WORK TO BE COMPLETED:
Compute how many lines in the entries below contain "ROUTES", and output nothing but the number.

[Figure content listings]
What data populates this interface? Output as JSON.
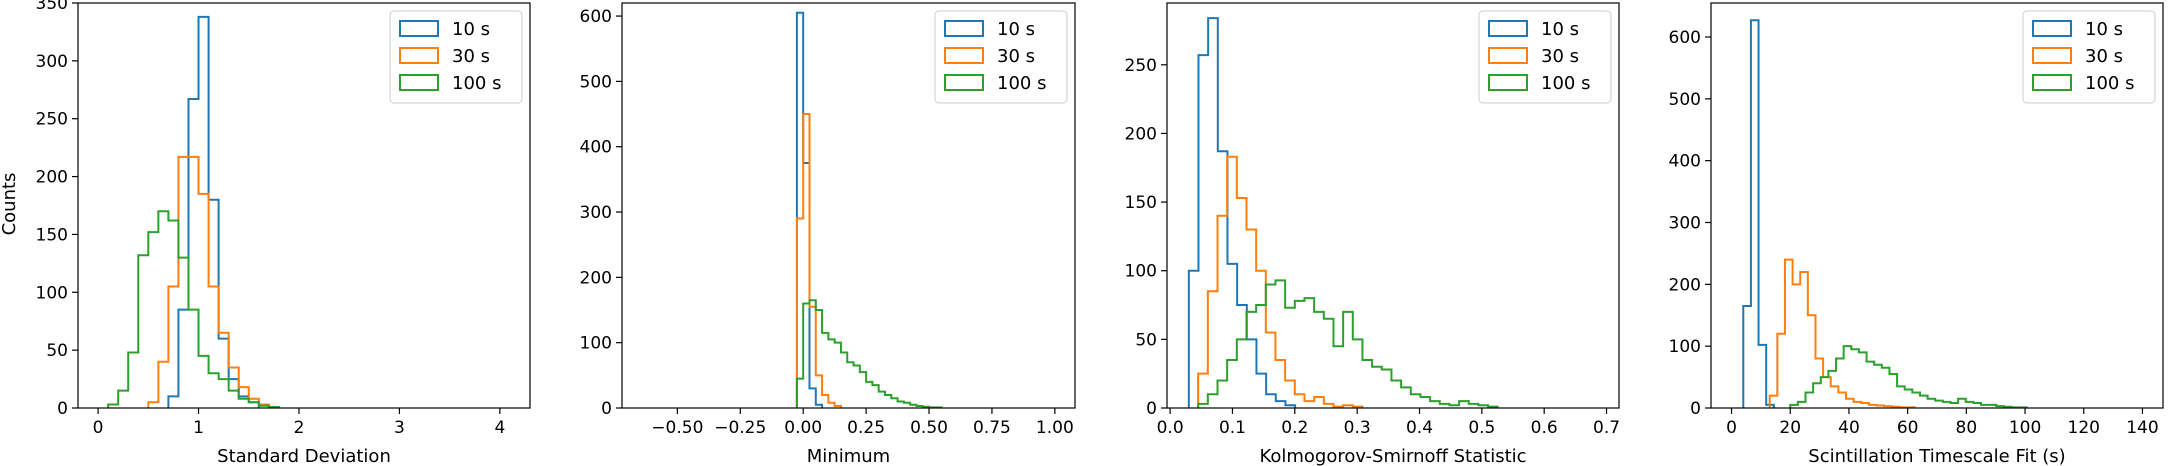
{
  "figure": {
    "ylabel": "Counts",
    "colors": {
      "10 s": "#1f77b4",
      "30 s": "#ff7f0e",
      "100 s": "#2ca02c"
    }
  },
  "chart_data": [
    {
      "type": "histogram",
      "xlabel": "Standard Deviation",
      "ylabel": "Counts",
      "xlim": [
        -0.2,
        4.3
      ],
      "ylim": [
        0,
        350
      ],
      "xticks": [
        0,
        1,
        2,
        3,
        4
      ],
      "yticks": [
        0,
        50,
        100,
        150,
        200,
        250,
        300,
        350
      ],
      "legend": {
        "position": "top-right",
        "entries": [
          "10 s",
          "30 s",
          "100 s"
        ]
      },
      "series": [
        {
          "name": "10 s",
          "binStart": 0.7,
          "binWidth": 0.1,
          "counts": [
            10,
            85,
            267,
            338,
            180,
            60,
            25,
            10,
            5
          ]
        },
        {
          "name": "30 s",
          "binStart": 0.5,
          "binWidth": 0.1,
          "counts": [
            5,
            40,
            105,
            217,
            217,
            185,
            105,
            65,
            35,
            18,
            8,
            3
          ]
        },
        {
          "name": "100 s",
          "binStart": 0.1,
          "binWidth": 0.1,
          "counts": [
            3,
            15,
            48,
            132,
            152,
            170,
            162,
            130,
            85,
            45,
            30,
            25,
            15,
            8,
            5,
            2,
            1
          ]
        }
      ]
    },
    {
      "type": "histogram",
      "xlabel": "Minimum",
      "ylabel": "",
      "xlim": [
        -0.72,
        1.08
      ],
      "ylim": [
        0,
        620
      ],
      "xticks": [
        -0.5,
        -0.25,
        0.0,
        0.25,
        0.5,
        0.75,
        1.0
      ],
      "xtickLabels": [
        "−0.50",
        "−0.25",
        "0.00",
        "0.25",
        "0.50",
        "0.75",
        "1.00"
      ],
      "yticks": [
        0,
        100,
        200,
        300,
        400,
        500,
        600
      ],
      "legend": {
        "position": "top-right",
        "entries": [
          "10 s",
          "30 s",
          "100 s"
        ]
      },
      "series": [
        {
          "name": "10 s",
          "binStart": -0.025,
          "binWidth": 0.025,
          "counts": [
            605,
            375,
            30,
            5
          ]
        },
        {
          "name": "30 s",
          "binStart": -0.025,
          "binWidth": 0.025,
          "counts": [
            290,
            450,
            155,
            50,
            20,
            8,
            3
          ]
        },
        {
          "name": "100 s",
          "binStart": -0.025,
          "binWidth": 0.025,
          "counts": [
            45,
            160,
            165,
            150,
            115,
            105,
            100,
            85,
            70,
            65,
            55,
            40,
            35,
            25,
            20,
            15,
            10,
            8,
            5,
            3,
            2,
            1,
            1
          ]
        }
      ]
    },
    {
      "type": "histogram",
      "xlabel": "Kolmogorov-Smirnoff Statistic",
      "ylabel": "",
      "xlim": [
        -0.005,
        0.72
      ],
      "ylim": [
        0,
        295
      ],
      "xticks": [
        0.0,
        0.1,
        0.2,
        0.3,
        0.4,
        0.5,
        0.6,
        0.7
      ],
      "xtickLabels": [
        "0.0",
        "0.1",
        "0.2",
        "0.3",
        "0.4",
        "0.5",
        "0.6",
        "0.7"
      ],
      "yticks": [
        0,
        50,
        100,
        150,
        200,
        250
      ],
      "legend": {
        "position": "top-right",
        "entries": [
          "10 s",
          "30 s",
          "100 s"
        ]
      },
      "series": [
        {
          "name": "10 s",
          "binStart": 0.03,
          "binWidth": 0.0155,
          "counts": [
            100,
            257,
            284,
            187,
            105,
            75,
            50,
            25,
            10,
            5,
            2
          ]
        },
        {
          "name": "30 s",
          "binStart": 0.045,
          "binWidth": 0.0155,
          "counts": [
            25,
            85,
            140,
            183,
            153,
            130,
            100,
            55,
            35,
            20,
            10,
            5,
            8,
            3,
            1,
            2,
            1
          ]
        },
        {
          "name": "100 s",
          "binStart": 0.045,
          "binWidth": 0.0155,
          "counts": [
            3,
            10,
            20,
            35,
            50,
            70,
            75,
            90,
            93,
            73,
            78,
            80,
            70,
            65,
            45,
            70,
            50,
            35,
            30,
            28,
            20,
            15,
            10,
            8,
            5,
            3,
            2,
            5,
            3,
            2,
            1
          ]
        }
      ]
    },
    {
      "type": "histogram",
      "xlabel": "Scintillation Timescale Fit (s)",
      "ylabel": "",
      "xlim": [
        -7,
        147
      ],
      "ylim": [
        0,
        655
      ],
      "xticks": [
        0,
        20,
        40,
        60,
        80,
        100,
        120,
        140
      ],
      "yticks": [
        0,
        100,
        200,
        300,
        400,
        500,
        600
      ],
      "legend": {
        "position": "top-right",
        "entries": [
          "10 s",
          "30 s",
          "100 s"
        ]
      },
      "series": [
        {
          "name": "10 s",
          "binStart": 4,
          "binWidth": 2.6,
          "counts": [
            165,
            627,
            102,
            5
          ]
        },
        {
          "name": "30 s",
          "binStart": 13,
          "binWidth": 2.6,
          "counts": [
            20,
            120,
            240,
            200,
            220,
            150,
            80,
            50,
            35,
            25,
            15,
            10,
            8,
            5,
            4,
            3,
            2,
            1,
            1
          ]
        },
        {
          "name": "100 s",
          "binStart": 20,
          "binWidth": 2.6,
          "counts": [
            5,
            10,
            25,
            40,
            50,
            60,
            80,
            100,
            95,
            90,
            75,
            70,
            65,
            55,
            35,
            30,
            25,
            20,
            15,
            12,
            10,
            8,
            15,
            10,
            8,
            5,
            5,
            3,
            2,
            1,
            1
          ]
        }
      ]
    }
  ]
}
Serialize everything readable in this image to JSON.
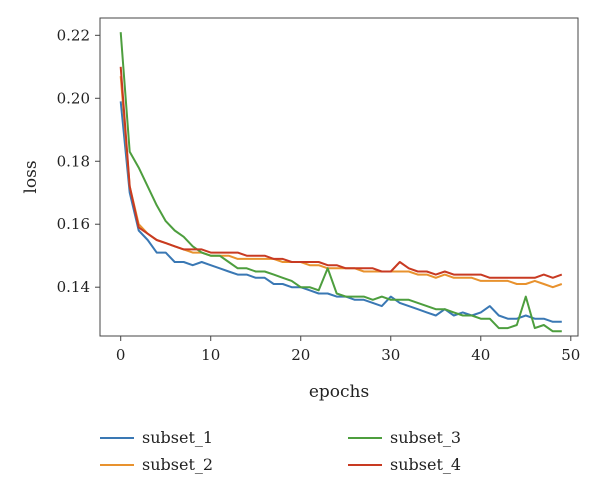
{
  "chart_data": {
    "type": "line",
    "xlabel": "epochs",
    "ylabel": "loss",
    "xlim": [
      -2.3,
      50.8
    ],
    "ylim": [
      0.1245,
      0.2255
    ],
    "xticks": [
      0,
      10,
      20,
      30,
      40,
      50
    ],
    "yticks": [
      0.14,
      0.16,
      0.18,
      0.2,
      0.22
    ],
    "ytick_labels": [
      "0.14",
      "0.16",
      "0.18",
      "0.20",
      "0.22"
    ],
    "grid": false,
    "legend_position": "bottom",
    "x": [
      0,
      1,
      2,
      3,
      4,
      5,
      6,
      7,
      8,
      9,
      10,
      11,
      12,
      13,
      14,
      15,
      16,
      17,
      18,
      19,
      20,
      21,
      22,
      23,
      24,
      25,
      26,
      27,
      28,
      29,
      30,
      31,
      32,
      33,
      34,
      35,
      36,
      37,
      38,
      39,
      40,
      41,
      42,
      43,
      44,
      45,
      46,
      47,
      48,
      49
    ],
    "series": [
      {
        "name": "subset_1",
        "color": "#3a78b4",
        "values": [
          0.199,
          0.17,
          0.158,
          0.155,
          0.151,
          0.151,
          0.148,
          0.148,
          0.147,
          0.148,
          0.147,
          0.146,
          0.145,
          0.144,
          0.144,
          0.143,
          0.143,
          0.141,
          0.141,
          0.14,
          0.14,
          0.139,
          0.138,
          0.138,
          0.137,
          0.137,
          0.136,
          0.136,
          0.135,
          0.134,
          0.137,
          0.135,
          0.134,
          0.133,
          0.132,
          0.131,
          0.133,
          0.131,
          0.132,
          0.131,
          0.132,
          0.134,
          0.131,
          0.13,
          0.13,
          0.131,
          0.13,
          0.13,
          0.129,
          0.129
        ]
      },
      {
        "name": "subset_2",
        "color": "#e8922e",
        "values": [
          0.207,
          0.172,
          0.16,
          0.157,
          0.155,
          0.154,
          0.153,
          0.152,
          0.151,
          0.151,
          0.15,
          0.15,
          0.15,
          0.149,
          0.149,
          0.149,
          0.149,
          0.149,
          0.148,
          0.148,
          0.148,
          0.147,
          0.147,
          0.146,
          0.146,
          0.146,
          0.146,
          0.145,
          0.145,
          0.145,
          0.145,
          0.145,
          0.145,
          0.144,
          0.144,
          0.143,
          0.144,
          0.143,
          0.143,
          0.143,
          0.142,
          0.142,
          0.142,
          0.142,
          0.141,
          0.141,
          0.142,
          0.141,
          0.14,
          0.141
        ]
      },
      {
        "name": "subset_3",
        "color": "#4d9e3e",
        "values": [
          0.221,
          0.183,
          0.178,
          0.172,
          0.166,
          0.161,
          0.158,
          0.156,
          0.153,
          0.151,
          0.15,
          0.15,
          0.148,
          0.146,
          0.146,
          0.145,
          0.145,
          0.144,
          0.143,
          0.142,
          0.14,
          0.14,
          0.139,
          0.146,
          0.138,
          0.137,
          0.137,
          0.137,
          0.136,
          0.137,
          0.136,
          0.136,
          0.136,
          0.135,
          0.134,
          0.133,
          0.133,
          0.132,
          0.131,
          0.131,
          0.13,
          0.13,
          0.127,
          0.127,
          0.128,
          0.137,
          0.127,
          0.128,
          0.126,
          0.126
        ]
      },
      {
        "name": "subset_4",
        "color": "#c83a22",
        "values": [
          0.21,
          0.172,
          0.159,
          0.157,
          0.155,
          0.154,
          0.153,
          0.152,
          0.152,
          0.152,
          0.151,
          0.151,
          0.151,
          0.151,
          0.15,
          0.15,
          0.15,
          0.149,
          0.149,
          0.148,
          0.148,
          0.148,
          0.148,
          0.147,
          0.147,
          0.146,
          0.146,
          0.146,
          0.146,
          0.145,
          0.145,
          0.148,
          0.146,
          0.145,
          0.145,
          0.144,
          0.145,
          0.144,
          0.144,
          0.144,
          0.144,
          0.143,
          0.143,
          0.143,
          0.143,
          0.143,
          0.143,
          0.144,
          0.143,
          0.144
        ]
      }
    ],
    "legend_layout": [
      [
        "subset_1",
        "subset_3"
      ],
      [
        "subset_2",
        "subset_4"
      ]
    ]
  }
}
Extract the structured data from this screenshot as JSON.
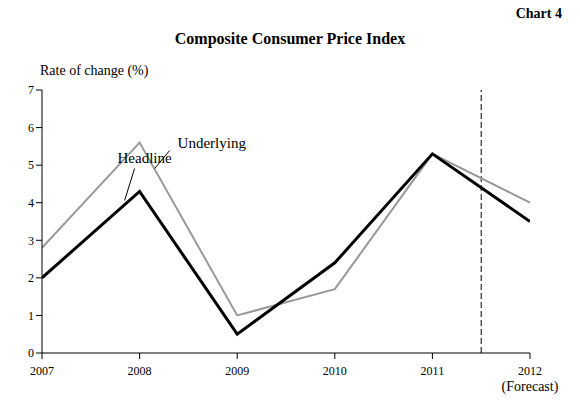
{
  "chart_data": {
    "type": "line",
    "title": "Composite Consumer Price Index",
    "subtitle": "Chart 4",
    "y_label": "Rate of change (%)",
    "x": [
      2007,
      2008,
      2009,
      2010,
      2011,
      2012
    ],
    "series": [
      {
        "name": "Underlying",
        "color": "#999999",
        "values": [
          2.8,
          5.6,
          1.0,
          1.7,
          5.3,
          4.0
        ]
      },
      {
        "name": "Headline",
        "color": "#000000",
        "values": [
          2.0,
          4.3,
          0.5,
          2.4,
          5.3,
          3.5
        ]
      }
    ],
    "xlim": [
      2007,
      2012
    ],
    "xticks": [
      2007,
      2008,
      2009,
      2010,
      2011,
      2012
    ],
    "ylim": [
      0,
      7
    ],
    "yticks": [
      0,
      1,
      2,
      3,
      4,
      5,
      6,
      7
    ],
    "grid": false,
    "forecast_start": 2011.5,
    "annotations": [
      {
        "text": "(Forecast)",
        "x": 2012
      }
    ]
  }
}
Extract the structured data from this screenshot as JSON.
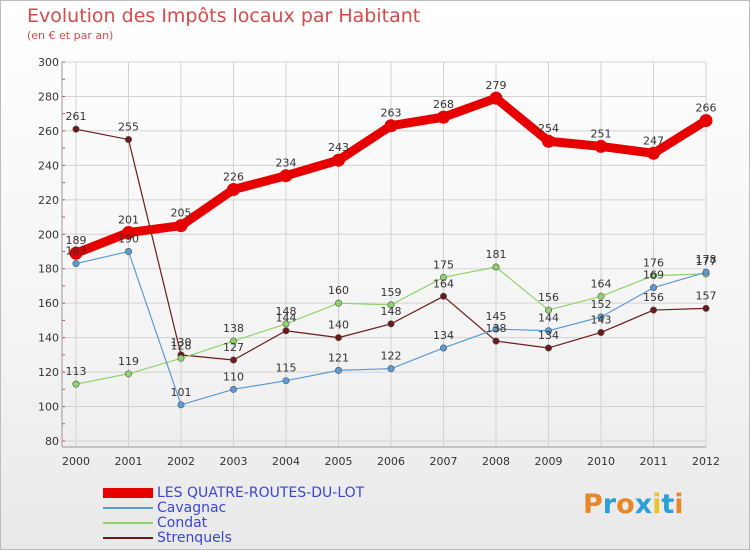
{
  "header": {
    "title": "Evolution des Impôts locaux par Habitant",
    "subtitle": "(en € et par an)"
  },
  "chart_data": {
    "type": "line",
    "title": "Evolution des Impôts locaux par Habitant",
    "subtitle": "(en € et par an)",
    "xlabel": "",
    "ylabel": "",
    "ylim": [
      80,
      300
    ],
    "y_ticks": [
      80,
      100,
      120,
      140,
      160,
      180,
      200,
      220,
      240,
      260,
      280,
      300
    ],
    "categories": [
      "2000",
      "2001",
      "2002",
      "2003",
      "2004",
      "2005",
      "2006",
      "2007",
      "2008",
      "2009",
      "2010",
      "2011",
      "2012"
    ],
    "series": [
      {
        "name": "LES QUATRE-ROUTES-DU-LOT",
        "color": "#e60000",
        "values": [
          189,
          201,
          205,
          226,
          234,
          243,
          263,
          268,
          279,
          254,
          251,
          247,
          266
        ]
      },
      {
        "name": "Cavagnac",
        "color": "#5b9bd5",
        "values": [
          183,
          190,
          101,
          110,
          115,
          121,
          122,
          134,
          145,
          144,
          152,
          169,
          178
        ]
      },
      {
        "name": "Condat",
        "color": "#8ed46a",
        "values": [
          113,
          119,
          128,
          138,
          148,
          160,
          159,
          175,
          181,
          156,
          164,
          176,
          177
        ]
      },
      {
        "name": "Strenquels",
        "color": "#6b1a1a",
        "values": [
          261,
          255,
          130,
          127,
          144,
          140,
          148,
          164,
          138,
          134,
          143,
          156,
          157
        ]
      }
    ]
  },
  "legend": {
    "items": [
      {
        "label": "LES QUATRE-ROUTES-DU-LOT"
      },
      {
        "label": "Cavagnac"
      },
      {
        "label": "Condat"
      },
      {
        "label": "Strenquels"
      }
    ]
  },
  "brand": {
    "logo_text": "Proxiti"
  }
}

COMPLETED TASK:
2